## EXERCISE TASK:
Can you output the material exactly as written, minus any pictures it holds?

[Collected data]
>>>

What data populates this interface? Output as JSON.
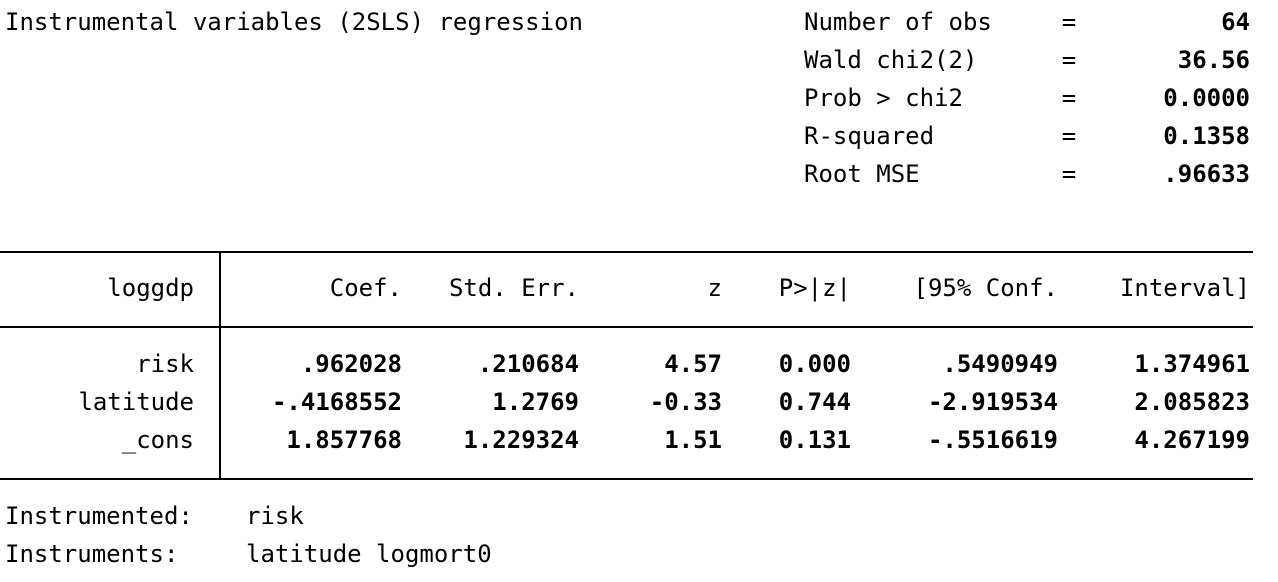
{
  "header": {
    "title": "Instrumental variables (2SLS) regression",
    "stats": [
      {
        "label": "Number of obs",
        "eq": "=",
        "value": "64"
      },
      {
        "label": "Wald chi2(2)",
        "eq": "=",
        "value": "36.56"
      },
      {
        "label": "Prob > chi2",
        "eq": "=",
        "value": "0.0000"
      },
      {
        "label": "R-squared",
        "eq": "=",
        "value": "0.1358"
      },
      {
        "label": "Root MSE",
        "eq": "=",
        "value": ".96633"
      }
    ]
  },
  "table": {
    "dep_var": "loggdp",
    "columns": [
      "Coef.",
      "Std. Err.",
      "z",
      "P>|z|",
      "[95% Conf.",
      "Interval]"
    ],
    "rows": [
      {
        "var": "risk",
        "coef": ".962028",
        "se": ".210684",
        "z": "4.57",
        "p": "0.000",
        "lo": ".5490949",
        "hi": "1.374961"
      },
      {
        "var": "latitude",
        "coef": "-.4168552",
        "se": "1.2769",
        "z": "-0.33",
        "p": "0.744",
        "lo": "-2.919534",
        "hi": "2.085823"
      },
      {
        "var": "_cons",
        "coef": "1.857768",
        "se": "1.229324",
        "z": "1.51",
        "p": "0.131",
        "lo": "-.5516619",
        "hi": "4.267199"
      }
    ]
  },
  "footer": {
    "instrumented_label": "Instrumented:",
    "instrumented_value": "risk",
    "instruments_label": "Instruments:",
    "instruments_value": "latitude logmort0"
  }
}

<<<

## COMPLETED EXERCISE:
What data populates this interface? Output as JSON.
{
  "header": {
    "title": "Instrumental variables (2SLS) regression",
    "stats": [
      {
        "label": "Number of obs",
        "eq": "=",
        "value": "64"
      },
      {
        "label": "Wald chi2(2)",
        "eq": "=",
        "value": "36.56"
      },
      {
        "label": "Prob > chi2",
        "eq": "=",
        "value": "0.0000"
      },
      {
        "label": "R-squared",
        "eq": "=",
        "value": "0.1358"
      },
      {
        "label": "Root MSE",
        "eq": "=",
        "value": ".96633"
      }
    ]
  },
  "table": {
    "dep_var": "loggdp",
    "columns": [
      "Coef.",
      "Std. Err.",
      "z",
      "P>|z|",
      "[95% Conf.",
      "Interval]"
    ],
    "rows": [
      {
        "var": "risk",
        "coef": ".962028",
        "se": ".210684",
        "z": "4.57",
        "p": "0.000",
        "lo": ".5490949",
        "hi": "1.374961"
      },
      {
        "var": "latitude",
        "coef": "-.4168552",
        "se": "1.2769",
        "z": "-0.33",
        "p": "0.744",
        "lo": "-2.919534",
        "hi": "2.085823"
      },
      {
        "var": "_cons",
        "coef": "1.857768",
        "se": "1.229324",
        "z": "1.51",
        "p": "0.131",
        "lo": "-.5516619",
        "hi": "4.267199"
      }
    ]
  },
  "footer": {
    "instrumented_label": "Instrumented:",
    "instrumented_value": "risk",
    "instruments_label": "Instruments:",
    "instruments_value": "latitude logmort0"
  }
}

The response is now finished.